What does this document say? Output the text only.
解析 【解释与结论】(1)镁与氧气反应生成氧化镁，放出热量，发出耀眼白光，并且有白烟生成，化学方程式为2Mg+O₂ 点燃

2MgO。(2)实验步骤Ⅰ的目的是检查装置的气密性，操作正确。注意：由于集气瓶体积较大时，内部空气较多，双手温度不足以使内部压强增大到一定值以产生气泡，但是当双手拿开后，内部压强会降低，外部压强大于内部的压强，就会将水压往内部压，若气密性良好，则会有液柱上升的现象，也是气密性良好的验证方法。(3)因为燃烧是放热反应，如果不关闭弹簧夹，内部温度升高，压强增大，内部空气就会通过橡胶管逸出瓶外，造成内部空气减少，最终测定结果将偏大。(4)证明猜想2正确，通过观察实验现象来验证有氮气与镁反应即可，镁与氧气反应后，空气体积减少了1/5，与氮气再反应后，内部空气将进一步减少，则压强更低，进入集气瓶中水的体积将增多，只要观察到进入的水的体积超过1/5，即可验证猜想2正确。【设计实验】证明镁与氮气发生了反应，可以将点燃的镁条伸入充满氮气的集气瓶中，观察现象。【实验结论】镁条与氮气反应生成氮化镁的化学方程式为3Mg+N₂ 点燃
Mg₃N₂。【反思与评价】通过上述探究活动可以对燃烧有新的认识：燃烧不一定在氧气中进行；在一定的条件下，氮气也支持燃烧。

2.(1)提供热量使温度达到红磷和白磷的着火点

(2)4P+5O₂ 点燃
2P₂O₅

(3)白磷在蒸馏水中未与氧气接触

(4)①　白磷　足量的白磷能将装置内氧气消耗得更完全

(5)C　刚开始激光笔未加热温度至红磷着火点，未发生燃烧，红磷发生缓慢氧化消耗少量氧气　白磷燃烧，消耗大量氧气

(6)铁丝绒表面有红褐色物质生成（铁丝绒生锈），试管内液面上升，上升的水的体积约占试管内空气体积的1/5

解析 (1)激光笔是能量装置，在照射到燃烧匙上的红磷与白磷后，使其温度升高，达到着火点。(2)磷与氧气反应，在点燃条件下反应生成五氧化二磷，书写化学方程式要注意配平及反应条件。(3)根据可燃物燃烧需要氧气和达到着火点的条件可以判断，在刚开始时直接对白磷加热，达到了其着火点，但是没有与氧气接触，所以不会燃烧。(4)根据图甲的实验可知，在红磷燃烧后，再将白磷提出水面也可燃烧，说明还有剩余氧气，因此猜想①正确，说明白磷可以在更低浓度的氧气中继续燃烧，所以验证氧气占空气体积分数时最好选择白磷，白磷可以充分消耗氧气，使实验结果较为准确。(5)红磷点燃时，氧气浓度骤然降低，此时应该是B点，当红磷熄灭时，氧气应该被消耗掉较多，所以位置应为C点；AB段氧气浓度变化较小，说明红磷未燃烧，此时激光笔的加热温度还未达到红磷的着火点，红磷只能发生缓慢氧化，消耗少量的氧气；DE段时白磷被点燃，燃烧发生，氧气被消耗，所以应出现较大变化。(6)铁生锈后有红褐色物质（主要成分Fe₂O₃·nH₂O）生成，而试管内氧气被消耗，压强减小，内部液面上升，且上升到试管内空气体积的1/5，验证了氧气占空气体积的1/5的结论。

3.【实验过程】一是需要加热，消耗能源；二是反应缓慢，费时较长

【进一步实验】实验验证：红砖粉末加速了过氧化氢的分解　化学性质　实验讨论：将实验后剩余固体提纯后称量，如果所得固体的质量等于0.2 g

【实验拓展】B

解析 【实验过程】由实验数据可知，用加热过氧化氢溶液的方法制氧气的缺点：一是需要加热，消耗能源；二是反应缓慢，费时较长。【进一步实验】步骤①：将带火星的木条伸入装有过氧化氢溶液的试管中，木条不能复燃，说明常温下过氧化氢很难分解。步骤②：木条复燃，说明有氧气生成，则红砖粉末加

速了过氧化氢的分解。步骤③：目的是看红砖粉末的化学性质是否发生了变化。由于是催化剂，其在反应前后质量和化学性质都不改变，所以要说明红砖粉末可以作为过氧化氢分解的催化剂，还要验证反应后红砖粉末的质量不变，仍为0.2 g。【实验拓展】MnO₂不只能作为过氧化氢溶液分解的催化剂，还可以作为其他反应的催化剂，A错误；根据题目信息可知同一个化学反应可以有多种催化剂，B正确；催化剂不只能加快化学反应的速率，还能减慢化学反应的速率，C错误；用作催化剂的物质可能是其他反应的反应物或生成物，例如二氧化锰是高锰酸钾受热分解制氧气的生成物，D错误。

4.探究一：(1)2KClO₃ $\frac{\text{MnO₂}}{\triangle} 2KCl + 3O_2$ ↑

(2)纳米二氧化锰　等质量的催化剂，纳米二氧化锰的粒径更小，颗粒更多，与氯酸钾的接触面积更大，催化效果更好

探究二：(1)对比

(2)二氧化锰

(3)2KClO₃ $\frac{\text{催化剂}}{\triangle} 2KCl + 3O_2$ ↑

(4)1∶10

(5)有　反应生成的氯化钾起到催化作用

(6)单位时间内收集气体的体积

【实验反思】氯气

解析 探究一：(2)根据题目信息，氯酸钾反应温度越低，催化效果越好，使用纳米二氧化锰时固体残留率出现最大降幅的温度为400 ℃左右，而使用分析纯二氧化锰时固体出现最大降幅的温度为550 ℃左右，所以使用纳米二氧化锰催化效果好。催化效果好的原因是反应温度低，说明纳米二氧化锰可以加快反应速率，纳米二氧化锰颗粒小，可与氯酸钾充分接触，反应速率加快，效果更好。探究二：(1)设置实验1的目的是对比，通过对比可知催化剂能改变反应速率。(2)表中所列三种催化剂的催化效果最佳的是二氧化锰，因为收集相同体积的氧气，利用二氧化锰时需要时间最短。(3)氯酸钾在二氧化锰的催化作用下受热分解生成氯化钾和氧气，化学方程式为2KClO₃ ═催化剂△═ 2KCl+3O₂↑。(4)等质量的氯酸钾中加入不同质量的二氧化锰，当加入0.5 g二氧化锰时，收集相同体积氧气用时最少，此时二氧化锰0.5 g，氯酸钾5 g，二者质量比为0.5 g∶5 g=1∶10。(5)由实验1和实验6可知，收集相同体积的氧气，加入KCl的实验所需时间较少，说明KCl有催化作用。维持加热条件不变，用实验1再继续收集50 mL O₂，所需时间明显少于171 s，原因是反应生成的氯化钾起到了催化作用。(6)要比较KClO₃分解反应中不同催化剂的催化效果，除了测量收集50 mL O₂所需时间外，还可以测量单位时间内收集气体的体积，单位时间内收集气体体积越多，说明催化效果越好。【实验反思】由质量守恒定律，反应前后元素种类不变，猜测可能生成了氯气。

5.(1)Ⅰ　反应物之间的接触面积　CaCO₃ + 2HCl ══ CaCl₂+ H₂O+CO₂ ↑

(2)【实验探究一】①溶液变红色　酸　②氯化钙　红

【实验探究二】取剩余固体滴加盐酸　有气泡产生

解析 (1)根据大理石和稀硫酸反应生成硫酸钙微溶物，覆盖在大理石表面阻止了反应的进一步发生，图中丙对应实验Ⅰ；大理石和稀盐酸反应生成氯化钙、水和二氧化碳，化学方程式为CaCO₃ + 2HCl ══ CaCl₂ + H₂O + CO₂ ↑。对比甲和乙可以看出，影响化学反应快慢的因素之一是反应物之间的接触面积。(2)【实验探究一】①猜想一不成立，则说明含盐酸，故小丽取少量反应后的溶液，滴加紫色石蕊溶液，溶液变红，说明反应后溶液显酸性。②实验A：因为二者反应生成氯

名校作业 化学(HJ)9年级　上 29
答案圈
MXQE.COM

==*==

### Exercise brief
Nothing in the data may differ; print all of it exactly as written.

### Answer to the task
What does this document say? Output the text only.
解析 【解释与结论】(1)镁与氧气反应生成氧化镁，放出热量，发出耀眼白光，并且有白烟生成，化学方程式为2Mg+O₂ 点燃

2MgO。(2)实验步骤Ⅰ的目的是检查装置的气密性，操作正确。注意：由于集气瓶体积较大时，内部空气较多，双手温度不足以使内部压强增大到一定值以产生气泡，但是当双手拿开后，内部压强会降低，外部压强大于内部的压强，就会将水压往内部压，若气密性良好，则会有液柱上升的现象，也是气密性良好的验证方法。(3)因为燃烧是放热反应，如果不关闭弹簧夹，内部温度升高，压强增大，内部空气就会通过橡胶管逸出瓶外，造成内部空气减少，最终测定结果将偏大。(4)证明猜想2正确，通过观察实验现象来验证有氮气与镁反应即可，镁与氧气反应后，空气体积减少了1/5，与氮气再反应后，内部空气将进一步减少，则压强更低，进入集气瓶中水的体积将增多，只要观察到进入的水的体积超过1/5，即可验证猜想2正确。【设计实验】证明镁与氮气发生了反应，可以将点燃的镁条伸入充满氮气的集气瓶中，观察现象。【实验结论】镁条与氮气反应生成氮化镁的化学方程式为3Mg+N₂ 点燃
Mg₃N₂。【反思与评价】通过上述探究活动可以对燃烧有新的认识：燃烧不一定在氧气中进行；在一定的条件下，氮气也支持燃烧。

2.(1)提供热量使温度达到红磷和白磷的着火点

(2)4P+5O₂ 点燃
2P₂O₅

(3)白磷在蒸馏水中未与氧气接触

(4)①　白磷　足量的白磷能将装置内氧气消耗得更完全

(5)C　刚开始激光笔未加热温度至红磷着火点，未发生燃烧，红磷发生缓慢氧化消耗少量氧气　白磷燃烧，消耗大量氧气

(6)铁丝绒表面有红褐色物质生成（铁丝绒生锈），试管内液面上升，上升的水的体积约占试管内空气体积的1/5

解析 (1)激光笔是能量装置，在照射到燃烧匙上的红磷与白磷后，使其温度升高，达到着火点。(2)磷与氧气反应，在点燃条件下反应生成五氧化二磷，书写化学方程式要注意配平及反应条件。(3)根据可燃物燃烧需要氧气和达到着火点的条件可以判断，在刚开始时直接对白磷加热，达到了其着火点，但是没有与氧气接触，所以不会燃烧。(4)根据图甲的实验可知，在红磷燃烧后，再将白磷提出水面也可燃烧，说明还有剩余氧气，因此猜想①正确，说明白磷可以在更低浓度的氧气中继续燃烧，所以验证氧气占空气体积分数时最好选择白磷，白磷可以充分消耗氧气，使实验结果较为准确。(5)红磷点燃时，氧气浓度骤然降低，此时应该是B点，当红磷熄灭时，氧气应该被消耗掉较多，所以位置应为C点；AB段氧气浓度变化较小，说明红磷未燃烧，此时激光笔的加热温度还未达到红磷的着火点，红磷只能发生缓慢氧化，消耗少量的氧气；DE段时白磷被点燃，燃烧发生，氧气被消耗，所以应出现较大变化。(6)铁生锈后有红褐色物质（主要成分Fe₂O₃·nH₂O）生成，而试管内氧气被消耗，压强减小，内部液面上升，且上升到试管内空气体积的1/5，验证了氧气占空气体积的1/5的结论。

3.【实验过程】一是需要加热，消耗能源；二是反应缓慢，费时较长

【进一步实验】实验验证：红砖粉末加速了过氧化氢的分解　化学性质　实验讨论：将实验后剩余固体提纯后称量，如果所得固体的质量等于0.2 g

【实验拓展】B

解析 【实验过程】由实验数据可知，用加热过氧化氢溶液的方法制氧气的缺点：一是需要加热，消耗能源；二是反应缓慢，费时较长。【进一步实验】步骤①：将带火星的木条伸入装有过氧化氢溶液的试管中，木条不能复燃，说明常温下过氧化氢很难分解。步骤②：木条复燃，说明有氧气生成，则红砖粉末加

速了过氧化氢的分解。步骤③：目的是看红砖粉末的化学性质是否发生了变化。由于是催化剂，其在反应前后质量和化学性质都不改变，所以要说明红砖粉末可以作为过氧化氢分解的催化剂，还要验证反应后红砖粉末的质量不变，仍为0.2 g。【实验拓展】MnO₂不只能作为过氧化氢溶液分解的催化剂，还可以作为其他反应的催化剂，A错误；根据题目信息可知同一个化学反应可以有多种催化剂，B正确；催化剂不只能加快化学反应的速率，还能减慢化学反应的速率，C错误；用作催化剂的物质可能是其他反应的反应物或生成物，例如二氧化锰是高锰酸钾受热分解制氧气的生成物，D错误。

4.探究一：(1)2KClO₃ $\frac{\text{MnO₂}}{\triangle} 2KCl + 3O_2$ ↑

(2)纳米二氧化锰　等质量的催化剂，纳米二氧化锰的粒径更小，颗粒更多，与氯酸钾的接触面积更大，催化效果更好

探究二：(1)对比

(2)二氧化锰

(3)2KClO₃ $\frac{\text{催化剂}}{\triangle} 2KCl + 3O_2$ ↑

(4)1∶10

(5)有　反应生成的氯化钾起到催化作用

(6)单位时间内收集气体的体积

【实验反思】氯气

解析 探究一：(2)根据题目信息，氯酸钾反应温度越低，催化效果越好，使用纳米二氧化锰时固体残留率出现最大降幅的温度为400 ℃左右，而使用分析纯二氧化锰时固体出现最大降幅的温度为550 ℃左右，所以使用纳米二氧化锰催化效果好。催化效果好的原因是反应温度低，说明纳米二氧化锰可以加快反应速率，纳米二氧化锰颗粒小，可与氯酸钾充分接触，反应速率加快，效果更好。探究二：(1)设置实验1的目的是对比，通过对比可知催化剂能改变反应速率。(2)表中所列三种催化剂的催化效果最佳的是二氧化锰，因为收集相同体积的氧气，利用二氧化锰时需要时间最短。(3)氯酸钾在二氧化锰的催化作用下受热分解生成氯化钾和氧气，化学方程式为2KClO₃ ═催化剂△═ 2KCl+3O₂↑。(4)等质量的氯酸钾中加入不同质量的二氧化锰，当加入0.5 g二氧化锰时，收集相同体积氧气用时最少，此时二氧化锰0.5 g，氯酸钾5 g，二者质量比为0.5 g∶5 g=1∶10。(5)由实验1和实验6可知，收集相同体积的氧气，加入KCl的实验所需时间较少，说明KCl有催化作用。维持加热条件不变，用实验1再继续收集50 mL O₂，所需时间明显少于171 s，原因是反应生成的氯化钾起到了催化作用。(6)要比较KClO₃分解反应中不同催化剂的催化效果，除了测量收集50 mL O₂所需时间外，还可以测量单位时间内收集气体的体积，单位时间内收集气体体积越多，说明催化效果越好。【实验反思】由质量守恒定律，反应前后元素种类不变，猜测可能生成了氯气。

5.(1)Ⅰ　反应物之间的接触面积　CaCO₃ + 2HCl ══ CaCl₂+ H₂O+CO₂ ↑

(2)【实验探究一】①溶液变红色　酸　②氯化钙　红

【实验探究二】取剩余固体滴加盐酸　有气泡产生

解析 (1)根据大理石和稀硫酸反应生成硫酸钙微溶物，覆盖在大理石表面阻止了反应的进一步发生，图中丙对应实验Ⅰ；大理石和稀盐酸反应生成氯化钙、水和二氧化碳，化学方程式为CaCO₃ + 2HCl ══ CaCl₂ + H₂O + CO₂ ↑。对比甲和乙可以看出，影响化学反应快慢的因素之一是反应物之间的接触面积。(2)【实验探究一】①猜想一不成立，则说明含盐酸，故小丽取少量反应后的溶液，滴加紫色石蕊溶液，溶液变红，说明反应后溶液显酸性。②实验A：因为二者反应生成氯

名校作业 化学(HJ)9年级　上 29
答案圈
MXQE.COM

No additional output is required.